• Your goal:
Leave out the pictures and repeat every record exactly.

• Provided records:
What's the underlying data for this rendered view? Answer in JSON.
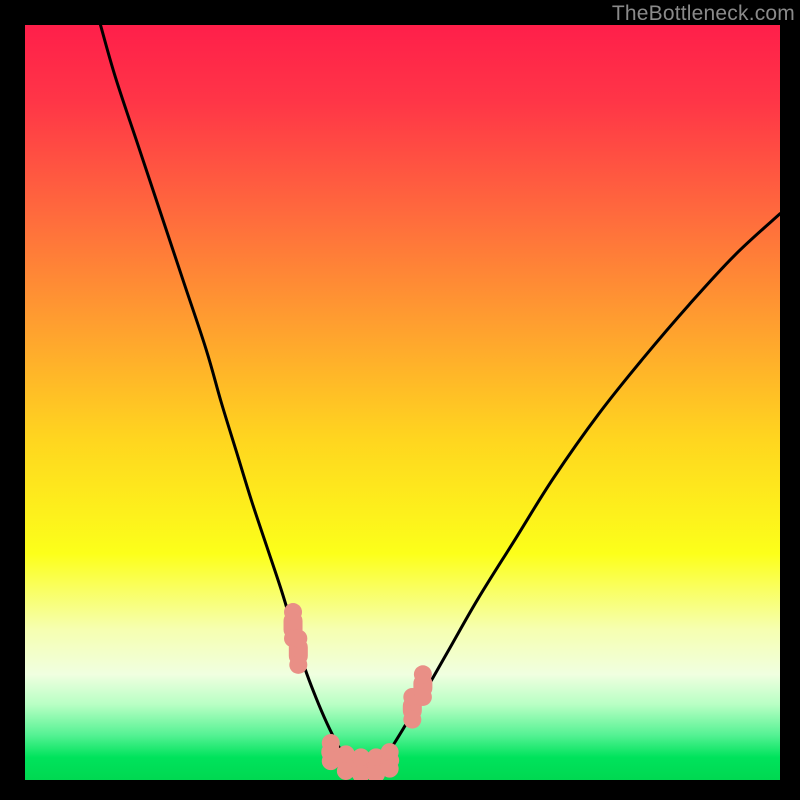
{
  "watermark": "TheBottleneck.com",
  "colors": {
    "bg_black": "#000000",
    "curve": "#000000",
    "marker_fill": "#e98f86",
    "marker_stroke": "#e98f86",
    "green_band": "#00e35c"
  },
  "chart_data": {
    "type": "line",
    "title": "",
    "xlabel": "",
    "ylabel": "",
    "xlim": [
      0,
      100
    ],
    "ylim": [
      0,
      100
    ],
    "gradient_stops": [
      {
        "offset": 0.0,
        "color": "#ff1f4a"
      },
      {
        "offset": 0.1,
        "color": "#ff3547"
      },
      {
        "offset": 0.25,
        "color": "#ff6a3d"
      },
      {
        "offset": 0.4,
        "color": "#ffa02f"
      },
      {
        "offset": 0.55,
        "color": "#ffd61f"
      },
      {
        "offset": 0.7,
        "color": "#fcff1a"
      },
      {
        "offset": 0.8,
        "color": "#f6ffb0"
      },
      {
        "offset": 0.86,
        "color": "#f0ffe0"
      },
      {
        "offset": 0.9,
        "color": "#b8ffc4"
      },
      {
        "offset": 0.94,
        "color": "#56f294"
      },
      {
        "offset": 0.97,
        "color": "#00e35c"
      },
      {
        "offset": 1.0,
        "color": "#00d851"
      }
    ],
    "series": [
      {
        "name": "curve-left",
        "x": [
          10,
          12,
          15,
          18,
          21,
          24,
          26,
          28,
          30,
          32,
          34,
          35.5,
          37,
          38.5,
          40,
          41.5,
          43
        ],
        "values": [
          100,
          93,
          84,
          75,
          66,
          57,
          50,
          43.5,
          37,
          31,
          25,
          20,
          15,
          11,
          7.5,
          4.5,
          2
        ]
      },
      {
        "name": "curve-right",
        "x": [
          47,
          49,
          52,
          56,
          60,
          65,
          70,
          76,
          82,
          88,
          94,
          100
        ],
        "values": [
          2,
          5,
          10,
          17,
          24,
          32,
          40,
          48.5,
          56,
          63,
          69.5,
          75
        ]
      }
    ],
    "flat_bottom": {
      "x0": 43,
      "x1": 47,
      "y": 2
    },
    "markers": [
      {
        "x": 35.5,
        "y": 20.5,
        "vlen": 3.5
      },
      {
        "x": 36.2,
        "y": 17.0,
        "vlen": 3.5
      },
      {
        "x": 40.5,
        "y": 3.7,
        "vlen": 2.4
      },
      {
        "x": 42.5,
        "y": 2.3,
        "vlen": 2.2
      },
      {
        "x": 44.5,
        "y": 1.9,
        "vlen": 2.2
      },
      {
        "x": 46.5,
        "y": 1.9,
        "vlen": 2.2
      },
      {
        "x": 48.3,
        "y": 2.6,
        "vlen": 2.2
      },
      {
        "x": 51.3,
        "y": 9.5,
        "vlen": 3.0
      },
      {
        "x": 52.7,
        "y": 12.5,
        "vlen": 3.0
      }
    ]
  }
}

• Expected answer:
What's the underlying data for this rendered view? Answer in JSON.
{
  "watermark": "TheBottleneck.com",
  "colors": {
    "bg_black": "#000000",
    "curve": "#000000",
    "marker_fill": "#e98f86",
    "marker_stroke": "#e98f86",
    "green_band": "#00e35c"
  },
  "chart_data": {
    "type": "line",
    "title": "",
    "xlabel": "",
    "ylabel": "",
    "xlim": [
      0,
      100
    ],
    "ylim": [
      0,
      100
    ],
    "gradient_stops": [
      {
        "offset": 0.0,
        "color": "#ff1f4a"
      },
      {
        "offset": 0.1,
        "color": "#ff3547"
      },
      {
        "offset": 0.25,
        "color": "#ff6a3d"
      },
      {
        "offset": 0.4,
        "color": "#ffa02f"
      },
      {
        "offset": 0.55,
        "color": "#ffd61f"
      },
      {
        "offset": 0.7,
        "color": "#fcff1a"
      },
      {
        "offset": 0.8,
        "color": "#f6ffb0"
      },
      {
        "offset": 0.86,
        "color": "#f0ffe0"
      },
      {
        "offset": 0.9,
        "color": "#b8ffc4"
      },
      {
        "offset": 0.94,
        "color": "#56f294"
      },
      {
        "offset": 0.97,
        "color": "#00e35c"
      },
      {
        "offset": 1.0,
        "color": "#00d851"
      }
    ],
    "series": [
      {
        "name": "curve-left",
        "x": [
          10,
          12,
          15,
          18,
          21,
          24,
          26,
          28,
          30,
          32,
          34,
          35.5,
          37,
          38.5,
          40,
          41.5,
          43
        ],
        "values": [
          100,
          93,
          84,
          75,
          66,
          57,
          50,
          43.5,
          37,
          31,
          25,
          20,
          15,
          11,
          7.5,
          4.5,
          2
        ]
      },
      {
        "name": "curve-right",
        "x": [
          47,
          49,
          52,
          56,
          60,
          65,
          70,
          76,
          82,
          88,
          94,
          100
        ],
        "values": [
          2,
          5,
          10,
          17,
          24,
          32,
          40,
          48.5,
          56,
          63,
          69.5,
          75
        ]
      }
    ],
    "flat_bottom": {
      "x0": 43,
      "x1": 47,
      "y": 2
    },
    "markers": [
      {
        "x": 35.5,
        "y": 20.5,
        "vlen": 3.5
      },
      {
        "x": 36.2,
        "y": 17.0,
        "vlen": 3.5
      },
      {
        "x": 40.5,
        "y": 3.7,
        "vlen": 2.4
      },
      {
        "x": 42.5,
        "y": 2.3,
        "vlen": 2.2
      },
      {
        "x": 44.5,
        "y": 1.9,
        "vlen": 2.2
      },
      {
        "x": 46.5,
        "y": 1.9,
        "vlen": 2.2
      },
      {
        "x": 48.3,
        "y": 2.6,
        "vlen": 2.2
      },
      {
        "x": 51.3,
        "y": 9.5,
        "vlen": 3.0
      },
      {
        "x": 52.7,
        "y": 12.5,
        "vlen": 3.0
      }
    ]
  }
}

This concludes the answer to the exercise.